**Stated problem**
Read through the records below and copy each line that uses the word "metres".

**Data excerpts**
- - -

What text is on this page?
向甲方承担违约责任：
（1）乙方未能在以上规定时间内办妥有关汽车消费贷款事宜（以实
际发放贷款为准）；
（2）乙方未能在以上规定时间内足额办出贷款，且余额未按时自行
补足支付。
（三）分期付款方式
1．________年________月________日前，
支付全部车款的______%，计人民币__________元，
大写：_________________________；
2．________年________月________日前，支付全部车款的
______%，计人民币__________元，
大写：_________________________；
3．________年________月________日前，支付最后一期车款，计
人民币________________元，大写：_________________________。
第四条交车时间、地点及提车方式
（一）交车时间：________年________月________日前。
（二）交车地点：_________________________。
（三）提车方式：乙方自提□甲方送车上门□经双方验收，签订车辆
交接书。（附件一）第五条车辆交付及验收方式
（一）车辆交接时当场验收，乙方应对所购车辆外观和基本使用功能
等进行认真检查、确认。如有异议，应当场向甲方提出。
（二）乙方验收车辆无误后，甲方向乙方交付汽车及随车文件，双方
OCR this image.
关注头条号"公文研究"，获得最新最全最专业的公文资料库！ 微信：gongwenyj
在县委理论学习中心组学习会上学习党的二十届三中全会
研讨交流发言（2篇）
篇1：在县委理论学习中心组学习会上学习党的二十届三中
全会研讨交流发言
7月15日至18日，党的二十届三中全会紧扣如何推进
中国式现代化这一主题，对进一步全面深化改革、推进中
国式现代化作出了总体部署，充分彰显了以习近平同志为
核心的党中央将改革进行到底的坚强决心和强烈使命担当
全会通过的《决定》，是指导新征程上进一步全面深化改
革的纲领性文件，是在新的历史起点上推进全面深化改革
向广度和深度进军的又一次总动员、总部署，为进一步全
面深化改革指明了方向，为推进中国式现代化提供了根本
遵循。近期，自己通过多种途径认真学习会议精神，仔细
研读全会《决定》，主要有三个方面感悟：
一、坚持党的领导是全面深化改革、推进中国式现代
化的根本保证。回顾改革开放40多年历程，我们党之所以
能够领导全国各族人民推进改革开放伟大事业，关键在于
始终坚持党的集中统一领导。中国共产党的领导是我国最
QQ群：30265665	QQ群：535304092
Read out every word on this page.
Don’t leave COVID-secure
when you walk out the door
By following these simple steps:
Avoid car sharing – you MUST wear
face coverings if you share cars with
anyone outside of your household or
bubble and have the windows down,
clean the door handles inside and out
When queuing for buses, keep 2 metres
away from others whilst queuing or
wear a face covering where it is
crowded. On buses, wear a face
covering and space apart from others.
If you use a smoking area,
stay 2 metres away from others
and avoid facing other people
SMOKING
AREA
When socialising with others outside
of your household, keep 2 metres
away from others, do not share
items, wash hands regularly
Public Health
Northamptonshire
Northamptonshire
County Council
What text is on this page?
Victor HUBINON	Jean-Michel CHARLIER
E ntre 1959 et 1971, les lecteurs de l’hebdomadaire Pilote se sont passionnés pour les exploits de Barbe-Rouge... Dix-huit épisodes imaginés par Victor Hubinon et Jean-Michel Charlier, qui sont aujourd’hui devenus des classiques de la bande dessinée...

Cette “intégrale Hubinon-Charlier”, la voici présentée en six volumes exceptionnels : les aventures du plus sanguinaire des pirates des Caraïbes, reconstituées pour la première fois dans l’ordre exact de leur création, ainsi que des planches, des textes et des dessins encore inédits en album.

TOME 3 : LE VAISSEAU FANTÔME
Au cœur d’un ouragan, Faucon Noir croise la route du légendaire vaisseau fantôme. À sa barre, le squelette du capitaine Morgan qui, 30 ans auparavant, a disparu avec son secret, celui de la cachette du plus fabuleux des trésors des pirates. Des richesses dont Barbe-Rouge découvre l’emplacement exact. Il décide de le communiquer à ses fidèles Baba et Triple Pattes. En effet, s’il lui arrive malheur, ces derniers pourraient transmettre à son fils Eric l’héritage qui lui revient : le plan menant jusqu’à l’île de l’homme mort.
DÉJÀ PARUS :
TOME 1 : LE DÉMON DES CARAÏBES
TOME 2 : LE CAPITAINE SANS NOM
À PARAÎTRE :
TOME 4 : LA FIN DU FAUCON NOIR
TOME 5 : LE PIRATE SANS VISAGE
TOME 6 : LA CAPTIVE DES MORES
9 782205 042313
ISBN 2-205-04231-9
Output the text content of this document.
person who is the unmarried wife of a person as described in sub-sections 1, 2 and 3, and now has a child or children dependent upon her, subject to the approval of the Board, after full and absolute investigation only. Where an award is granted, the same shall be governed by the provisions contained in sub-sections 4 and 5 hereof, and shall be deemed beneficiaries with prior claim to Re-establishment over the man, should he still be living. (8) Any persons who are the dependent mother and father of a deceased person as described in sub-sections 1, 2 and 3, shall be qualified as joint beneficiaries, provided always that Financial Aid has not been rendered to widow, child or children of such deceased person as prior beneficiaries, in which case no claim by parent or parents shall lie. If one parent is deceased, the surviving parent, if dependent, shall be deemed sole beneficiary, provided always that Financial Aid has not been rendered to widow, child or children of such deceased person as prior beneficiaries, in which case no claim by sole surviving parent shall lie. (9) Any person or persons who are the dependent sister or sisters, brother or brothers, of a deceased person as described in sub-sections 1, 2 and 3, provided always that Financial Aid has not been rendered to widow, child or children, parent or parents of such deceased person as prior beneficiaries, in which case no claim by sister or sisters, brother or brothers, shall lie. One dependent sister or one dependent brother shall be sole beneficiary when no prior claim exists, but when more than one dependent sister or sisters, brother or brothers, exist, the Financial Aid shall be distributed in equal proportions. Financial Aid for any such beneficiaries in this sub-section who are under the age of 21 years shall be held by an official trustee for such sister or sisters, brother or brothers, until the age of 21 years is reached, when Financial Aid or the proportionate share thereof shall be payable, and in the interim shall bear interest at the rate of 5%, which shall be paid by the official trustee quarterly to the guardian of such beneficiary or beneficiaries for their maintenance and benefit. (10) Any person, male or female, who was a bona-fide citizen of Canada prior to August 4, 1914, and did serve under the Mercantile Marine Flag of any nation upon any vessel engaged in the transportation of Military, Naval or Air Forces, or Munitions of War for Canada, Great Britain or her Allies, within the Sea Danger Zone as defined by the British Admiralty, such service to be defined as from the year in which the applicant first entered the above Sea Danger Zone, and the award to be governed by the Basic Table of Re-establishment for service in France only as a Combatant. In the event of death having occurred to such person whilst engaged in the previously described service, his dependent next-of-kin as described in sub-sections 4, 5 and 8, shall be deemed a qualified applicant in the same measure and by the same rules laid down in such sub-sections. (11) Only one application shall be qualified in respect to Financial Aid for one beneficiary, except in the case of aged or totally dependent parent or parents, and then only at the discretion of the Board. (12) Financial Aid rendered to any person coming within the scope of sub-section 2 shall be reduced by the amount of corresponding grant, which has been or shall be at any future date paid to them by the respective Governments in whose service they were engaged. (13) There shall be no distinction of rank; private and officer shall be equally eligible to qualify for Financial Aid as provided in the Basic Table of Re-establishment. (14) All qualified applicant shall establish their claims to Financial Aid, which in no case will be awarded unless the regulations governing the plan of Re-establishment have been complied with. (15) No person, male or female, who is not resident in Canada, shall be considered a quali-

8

- - -

**Reply to the task**
When queuing for buses, keep 2 metres
stay 2 metres away from others
of your household, keep 2 metres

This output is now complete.